### GIVEN EXERCISE
Find the string "JSON" in the listing and report every line that has it.

### RECORDS PROVIDED
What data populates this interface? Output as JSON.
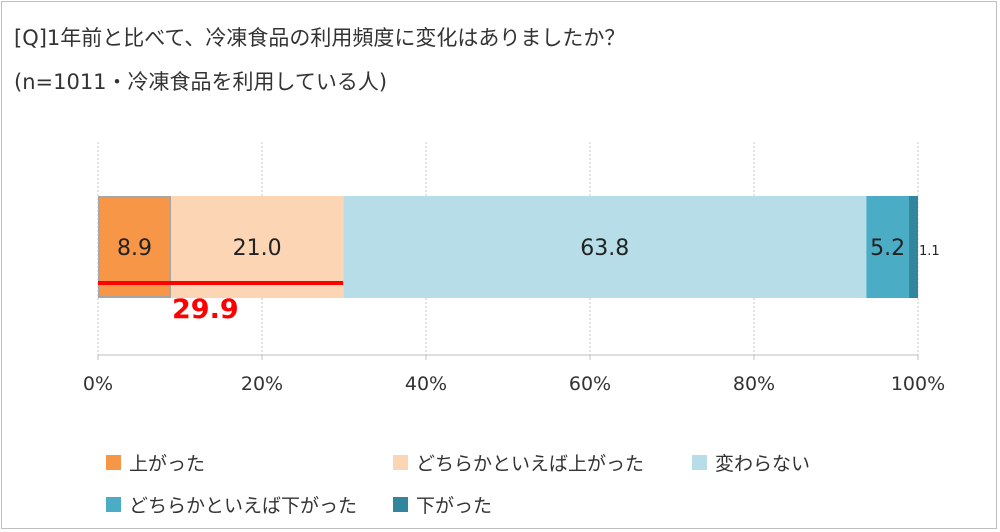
{
  "title_line1": "[Q]1年前と比べて、冷凍食品の利用頻度に変化はありましたか？",
  "title_line2": "(n=1011・冷凍食品を利用している人)",
  "chart_data": {
    "type": "bar",
    "orientation": "horizontal",
    "stacked": true,
    "xlim": [
      0,
      100
    ],
    "x_ticks": [
      "0%",
      "20%",
      "40%",
      "60%",
      "80%",
      "100%"
    ],
    "grid": true,
    "legend_position": "bottom",
    "series": [
      {
        "name": "上がった",
        "value": 8.9,
        "label": "8.9",
        "color": "#F79646"
      },
      {
        "name": "どちらかといえば上がった",
        "value": 21.0,
        "label": "21.0",
        "color": "#FCD5B5"
      },
      {
        "name": "変わらない",
        "value": 63.8,
        "label": "63.8",
        "color": "#B7DEE8"
      },
      {
        "name": "どちらかといえば下がった",
        "value": 5.2,
        "label": "5.2",
        "color": "#4BACC6"
      },
      {
        "name": "下がった",
        "value": 1.1,
        "label": "1.1",
        "color": "#31859C"
      }
    ],
    "annotation": {
      "label": "29.9",
      "color": "#FF0000",
      "spans_series": [
        0,
        1
      ]
    }
  }
}
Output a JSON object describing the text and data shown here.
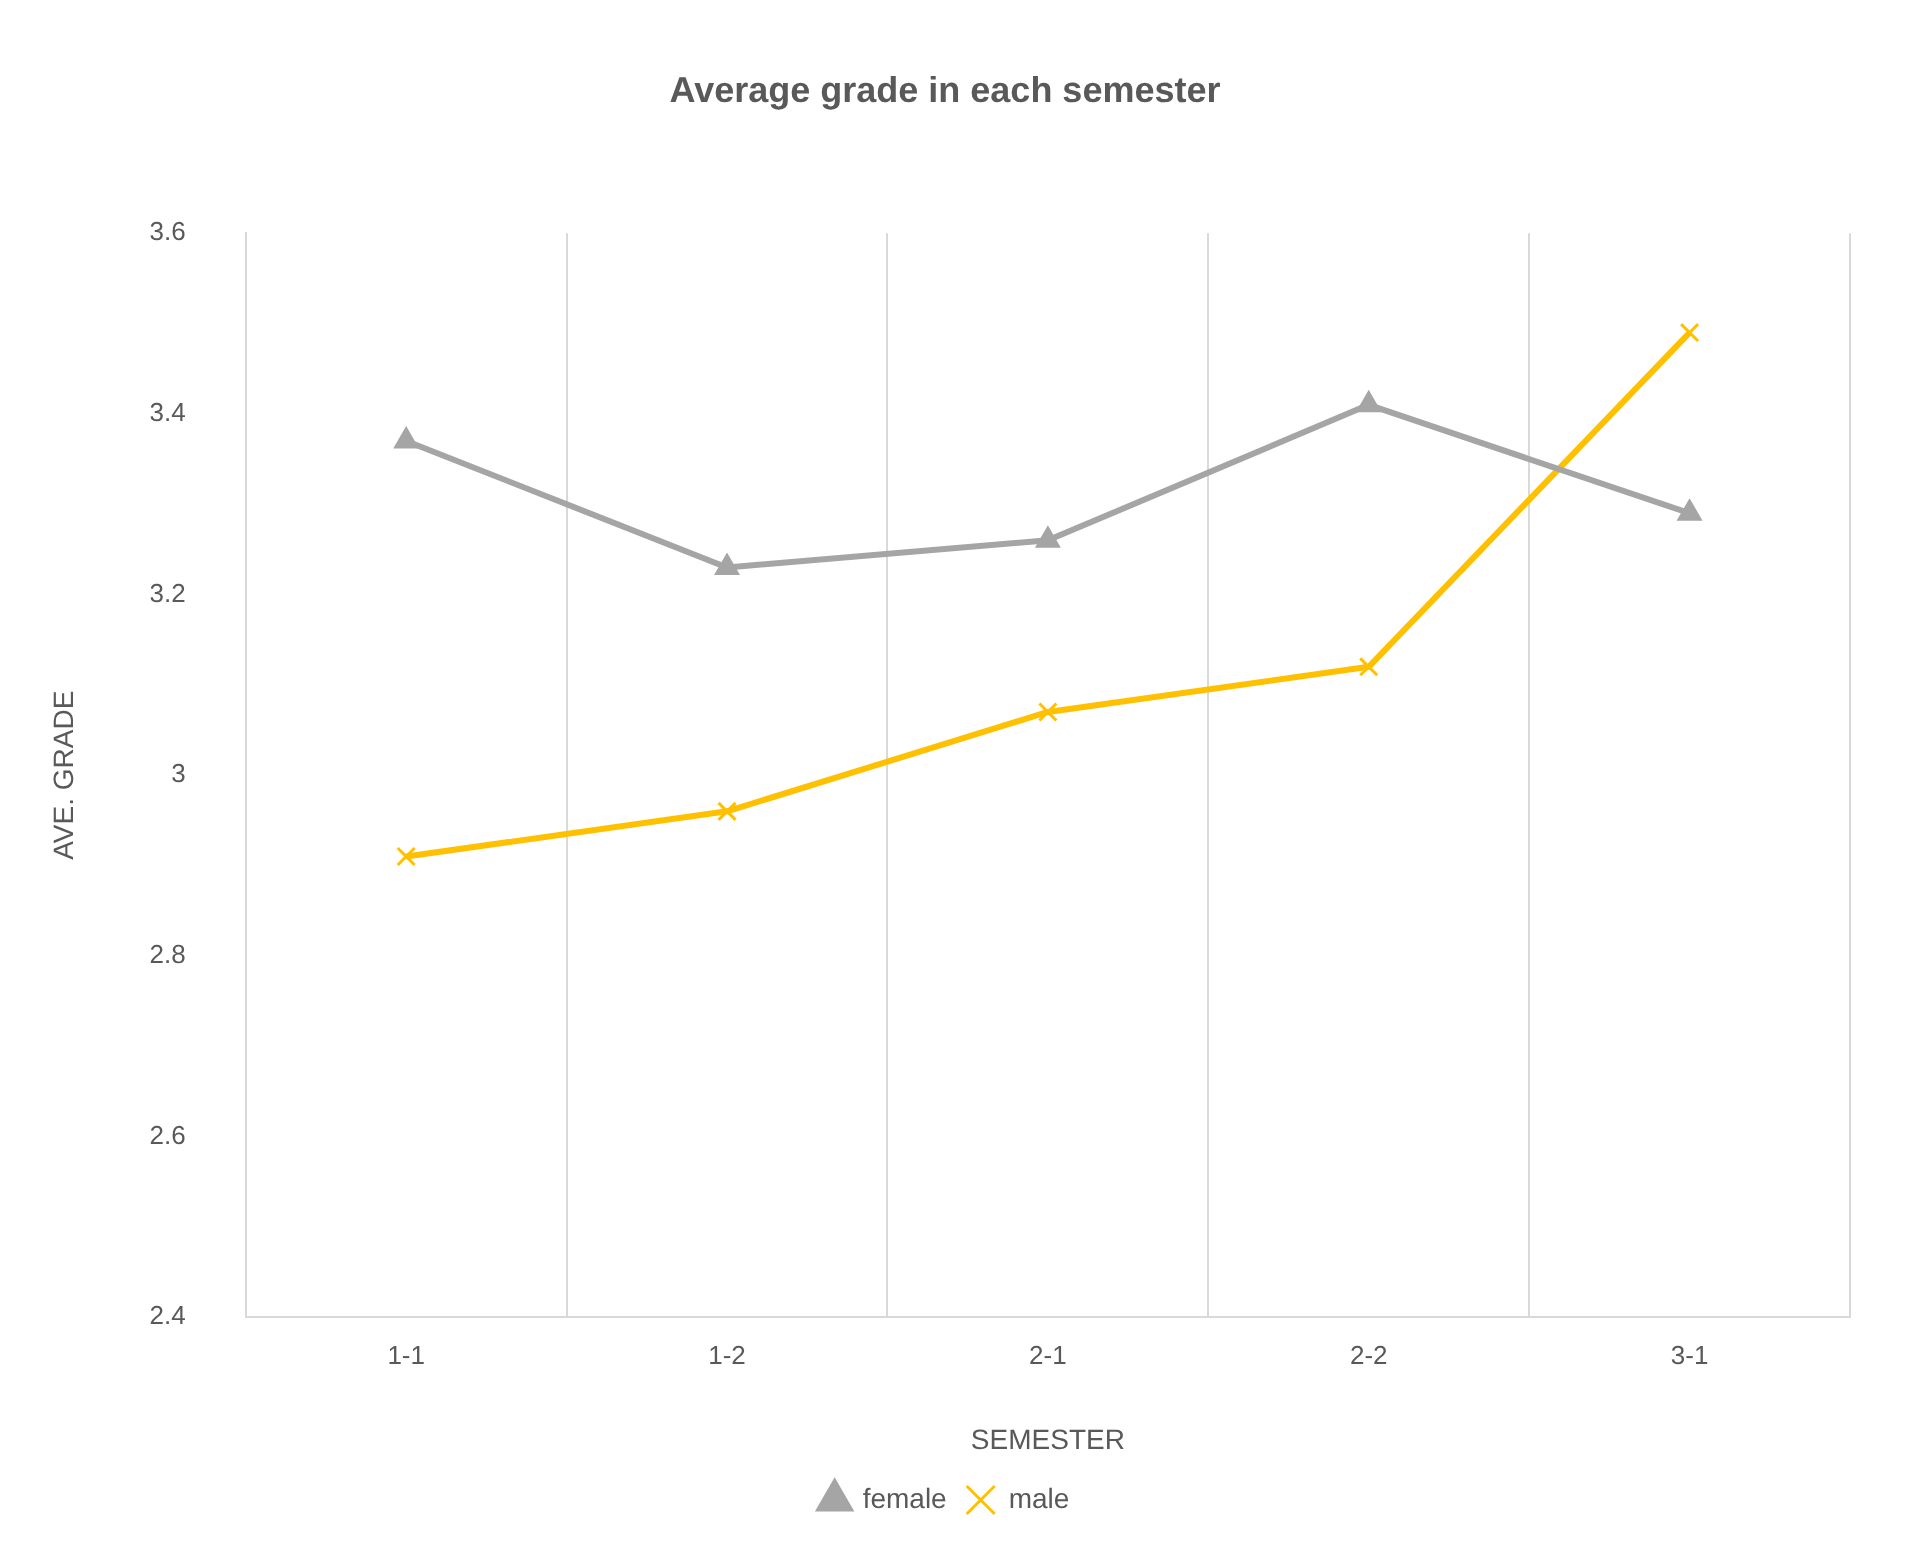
{
  "chart_data": {
    "type": "line",
    "title": "Average grade in each semester",
    "xlabel": "SEMESTER",
    "ylabel": "AVE. GRADE",
    "categories": [
      "1-1",
      "1-2",
      "2-1",
      "2-2",
      "3-1"
    ],
    "series": [
      {
        "name": "female",
        "color": "#a5a5a5",
        "marker": "triangle",
        "values": [
          3.37,
          3.23,
          3.26,
          3.41,
          3.29
        ]
      },
      {
        "name": "male",
        "color": "#ffc000",
        "marker": "cross",
        "values": [
          2.91,
          2.96,
          3.07,
          3.12,
          3.49
        ]
      }
    ],
    "ylim": [
      2.4,
      3.6
    ],
    "yticks": [
      2.4,
      2.6,
      2.8,
      3,
      3.2,
      3.4,
      3.6
    ],
    "grid": "x",
    "legend": "bottom",
    "line_style": "solid"
  }
}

### EXPECTED ANSWER
What data populates this interface? Output as JSON.
Output a JSON object describing the text and data shown here.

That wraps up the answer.